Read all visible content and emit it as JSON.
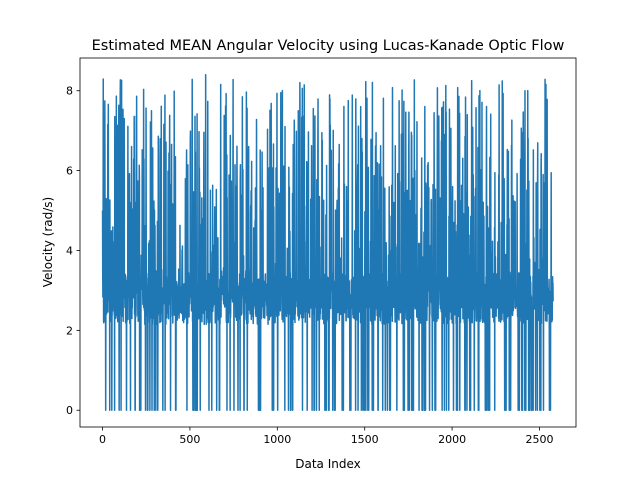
{
  "chart_data": {
    "type": "line",
    "title": "Estimated MEAN Angular Velocity using Lucas-Kanade Optic Flow",
    "xlabel": "Data Index",
    "ylabel": "Velocity (rad/s)",
    "xlim": [
      -129,
      2709
    ],
    "ylim": [
      -0.42,
      8.82
    ],
    "xticks": [
      0,
      500,
      1000,
      1500,
      2000,
      2500
    ],
    "yticks": [
      0,
      2,
      4,
      6,
      8
    ],
    "grid": false,
    "series_color": "#1f77b4",
    "n_points": 2579,
    "value_range": [
      0,
      8.4
    ],
    "baseline_level": 2.8
  }
}
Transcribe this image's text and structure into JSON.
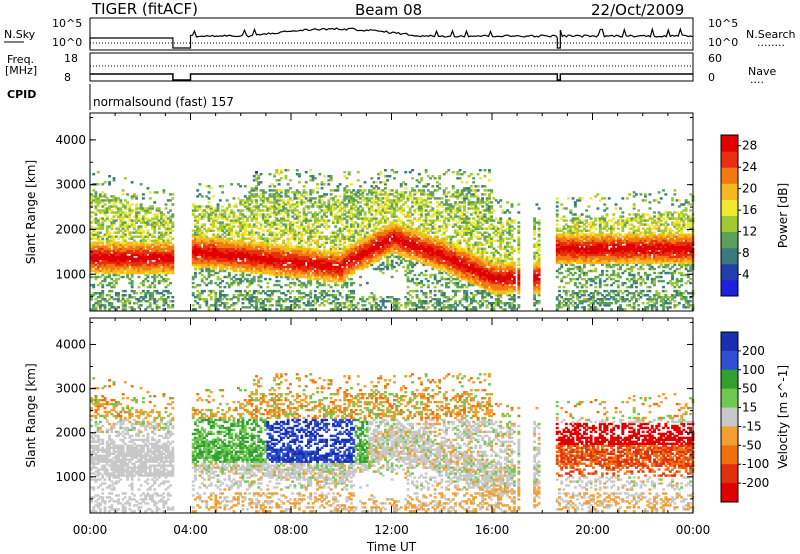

○ ○ ○ ○ ○

• _Work to do_:
Each record above is to be restated exactly, with its pictures removed from the copy.

• _Task result_:
Read all visible content and emit it as JSON.
{
  "chart_data": {
    "type": "line",
    "title": "Estimated MEAN Angular Velocity using Lucas-Kanade Optic Flow",
    "xlabel": "Data Index",
    "ylabel": "Velocity (rad/s)",
    "xlim": [
      -129,
      2709
    ],
    "ylim": [
      -0.42,
      8.82
    ],
    "xticks": [
      0,
      500,
      1000,
      1500,
      2000,
      2500
    ],
    "yticks": [
      0,
      2,
      4,
      6,
      8
    ],
    "grid": false,
    "series_color": "#1f77b4",
    "n_points": 2579,
    "value_range": [
      0,
      8.4
    ],
    "baseline_level": 2.8
  }
}
Transcribe this image's text and structure into JSON.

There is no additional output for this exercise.